Problem statement:
Restate each of the lines below word for word and drop every picture.

Start of Extracted information

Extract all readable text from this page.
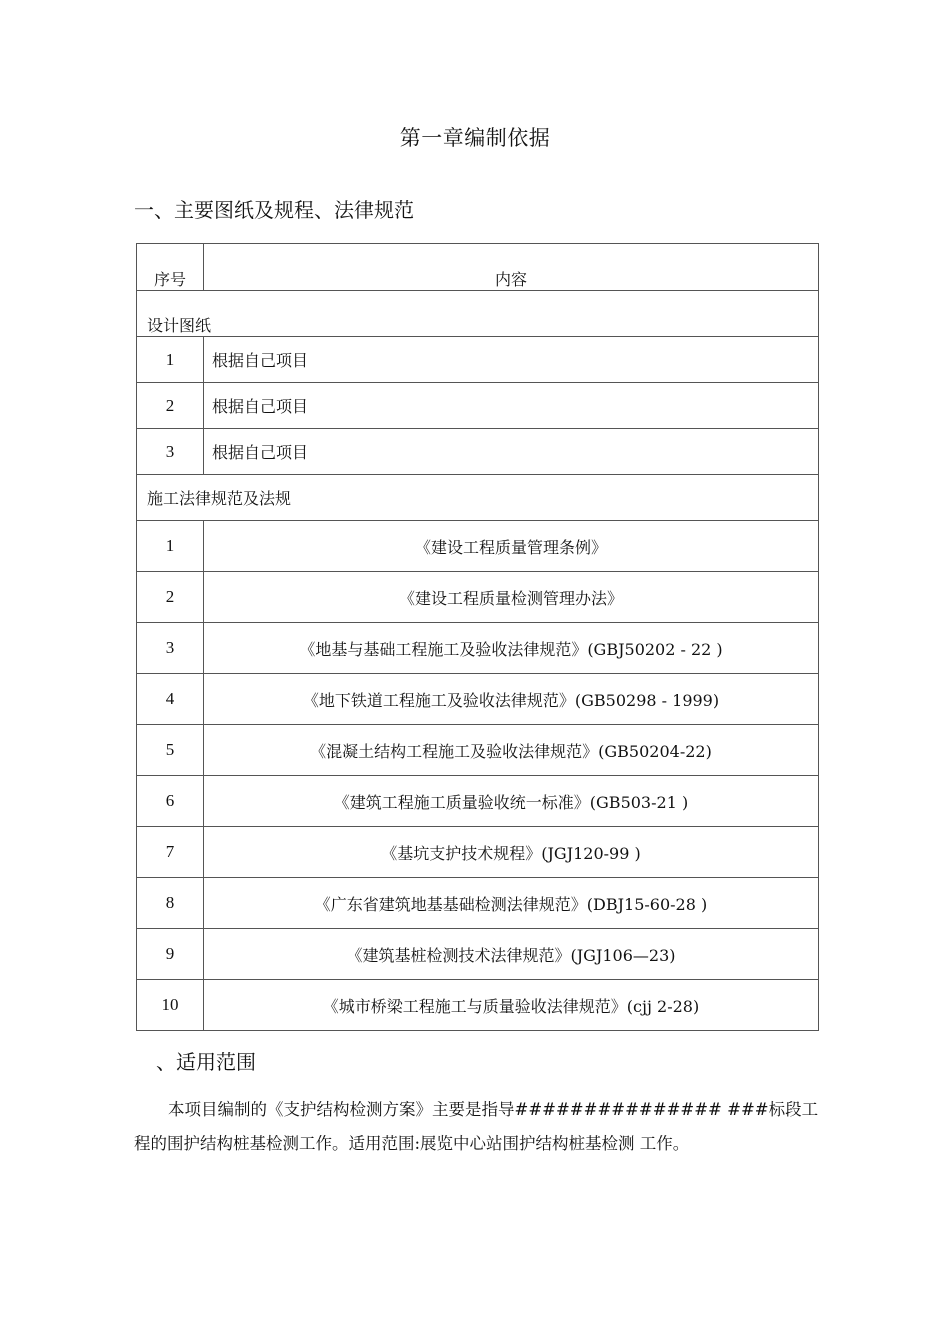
第一章编制依据
一、主要图纸及规程、法律规范
序号	内容
设计图纸	
1	根据自己项目
2	根据自己项目
3	根据自己项目
施工法律规范及法规	
1	《建设工程质量管理条例》
2	《建设工程质量检测管理办法》
3	《地基与基础工程施工及验收法律规范》(GBJ50202 - 22 )
4	《地下铁道工程施工及验收法律规范》(GB50298 - 1999)
5	《混凝土结构工程施工及验收法律规范》(GB50204-22)
6	《建筑工程施工质量验收统一标准》(GB503-21 )
7	《基坑支护技术规程》(JGJ120-99 )
8	《广东省建筑地基基础检测法律规范》(DBJ15-60-28 )
9	《建筑基桩检测技术法律规范》(JGJ106—23)
10	《城市桥梁工程施工与质量验收法律规范》(cjj 2-28)
、适用范围
本项目编制的《支护结构检测方案》主要是指导############### ###标段工程的围护结构桩基检测工作。适用范围:展览中心站围护结构桩基检测 工作。
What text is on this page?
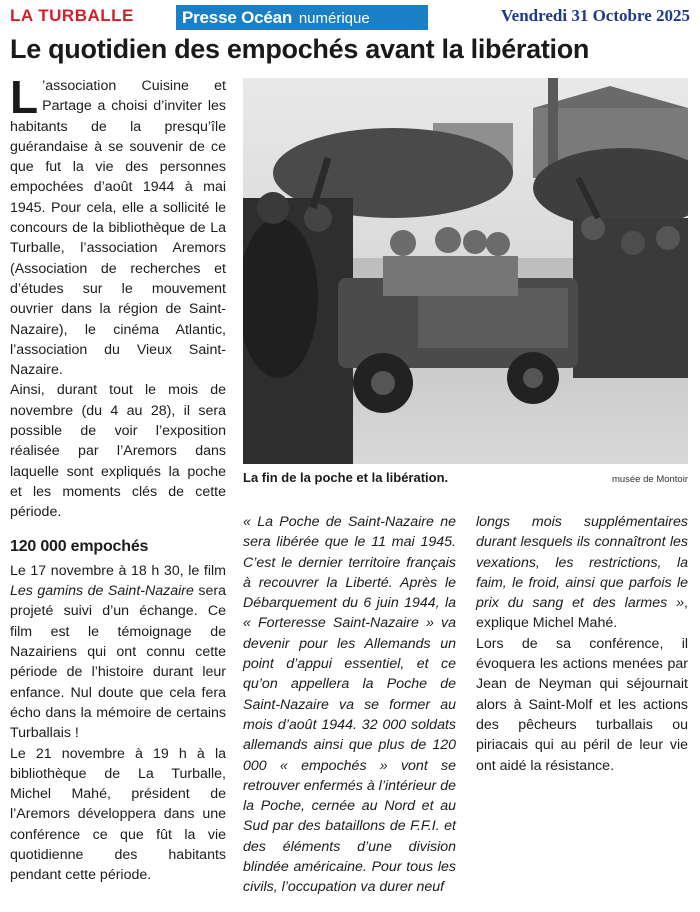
LA TURBALLE	Presse Océan numérique	Vendredi 31 Octobre 2025
Le quotidien des empochés avant la libération
La fin de la poche et la libération.	musée de Montoir

L ’association Cuisine et Partage a choisi d’inviter les habitants de la presqu’île guérandaise à se souvenir de ce que fut la vie des personnes empochées d’août 1944 à mai 1945. Pour cela, elle a sollicité le concours de la bibliothèque de La Turballe, l’association Aremors (Association de recherches et d’études sur le mouvement ouvrier dans la région de Saint-Nazaire), le cinéma Atlantic, l’association du Vieux Saint-Nazaire.

Ainsi, durant tout le mois de novembre (du 4 au 28), il sera possible de voir l’exposition réalisée par l’Aremors dans laquelle sont expliqués la poche et les moments clés de cette période.

120 000 empochés

Le 17 novembre à 18 h 30, le film Les gamins de Saint-Nazaire sera projeté suivi d’un échange. Ce film est le témoignage de Nazairiens qui ont connu cette période de l’histoire durant leur enfance. Nul doute que cela fera écho dans la mémoire de certains Turballais !

Le 21 novembre à 19 h à la bibliothèque de La Turballe, Michel Mahé, président de l’Aremors développera dans une conférence ce que fût la vie quotidienne des habitants pendant cette période.

« La Poche de Saint-Nazaire ne sera libérée que le 11 mai 1945. C’est le dernier territoire français à recouvrer la Liberté. Après le Débarquement du 6 juin 1944, la « Forteresse Saint-Nazaire » va devenir pour les Allemands un point d’appui essentiel, et ce qu’on appellera la Poche de Saint-Nazaire va se former au mois d’août 1944. 32 000 soldats allemands ainsi que plus de 120 000 « empochés » vont se retrouver enfermés à l’intérieur de la Poche, cernée au Nord et au Sud par des bataillons de F.F.I. et des éléments d’une division blindée américaine. Pour tous les civils, l’occupation va durer neuf

longs mois supplémentaires durant lesquels ils connaîtront les vexations, les restrictions, la faim, le froid, ainsi que parfois le prix du sang et des larmes », explique Michel Mahé.

Lors de sa conférence, il évoquera les actions menées par Jean de Neyman qui séjournait alors à Saint-Molf et les actions des pêcheurs turballais ou piriacais qui au péril de leur vie ont aidé la résistance.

End of Extracted information

Correct response:
Extract all readable text from this page.
第一章编制依据
一、主要图纸及规程、法律规范
序号	内容
设计图纸	
1	根据自己项目
2	根据自己项目
3	根据自己项目
施工法律规范及法规	
1	《建设工程质量管理条例》
2	《建设工程质量检测管理办法》
3	《地基与基础工程施工及验收法律规范》(GBJ50202 - 22 )
4	《地下铁道工程施工及验收法律规范》(GB50298 - 1999)
5	《混凝土结构工程施工及验收法律规范》(GB50204-22)
6	《建筑工程施工质量验收统一标准》(GB503-21 )
7	《基坑支护技术规程》(JGJ120-99 )
8	《广东省建筑地基基础检测法律规范》(DBJ15-60-28 )
9	《建筑基桩检测技术法律规范》(JGJ106—23)
10	《城市桥梁工程施工与质量验收法律规范》(cjj 2-28)
、适用范围
本项目编制的《支护结构检测方案》主要是指导############### ###标段工程的围护结构桩基检测工作。适用范围:展览中心站围护结构桩基检测 工作。
What text is on this page?
LA TURBALLE	Presse Océan numérique	Vendredi 31 Octobre 2025
Le quotidien des empochés avant la libération
La fin de la poche et la libération.	musée de Montoir

L ’association Cuisine et Partage a choisi d’inviter les habitants de la presqu’île guérandaise à se souvenir de ce que fut la vie des personnes empochées d’août 1944 à mai 1945. Pour cela, elle a sollicité le concours de la bibliothèque de La Turballe, l’association Aremors (Association de recherches et d’études sur le mouvement ouvrier dans la région de Saint-Nazaire), le cinéma Atlantic, l’association du Vieux Saint-Nazaire.

Ainsi, durant tout le mois de novembre (du 4 au 28), il sera possible de voir l’exposition réalisée par l’Aremors dans laquelle sont expliqués la poche et les moments clés de cette période.

120 000 empochés

Le 17 novembre à 18 h 30, le film Les gamins de Saint-Nazaire sera projeté suivi d’un échange. Ce film est le témoignage de Nazairiens qui ont connu cette période de l’histoire durant leur enfance. Nul doute que cela fera écho dans la mémoire de certains Turballais !

Le 21 novembre à 19 h à la bibliothèque de La Turballe, Michel Mahé, président de l’Aremors développera dans une conférence ce que fût la vie quotidienne des habitants pendant cette période.

« La Poche de Saint-Nazaire ne sera libérée que le 11 mai 1945. C’est le dernier territoire français à recouvrer la Liberté. Après le Débarquement du 6 juin 1944, la « Forteresse Saint-Nazaire » va devenir pour les Allemands un point d’appui essentiel, et ce qu’on appellera la Poche de Saint-Nazaire va se former au mois d’août 1944. 32 000 soldats allemands ainsi que plus de 120 000 « empochés » vont se retrouver enfermés à l’intérieur de la Poche, cernée au Nord et au Sud par des bataillons de F.F.I. et des éléments d’une division blindée américaine. Pour tous les civils, l’occupation va durer neuf

longs mois supplémentaires durant lesquels ils connaîtront les vexations, les restrictions, la faim, le froid, ainsi que parfois le prix du sang et des larmes », explique Michel Mahé.

Lors de sa conférence, il évoquera les actions menées par Jean de Neyman qui séjournait alors à Saint-Molf et les actions des pêcheurs turballais ou piriacais qui au péril de leur vie ont aidé la résistance.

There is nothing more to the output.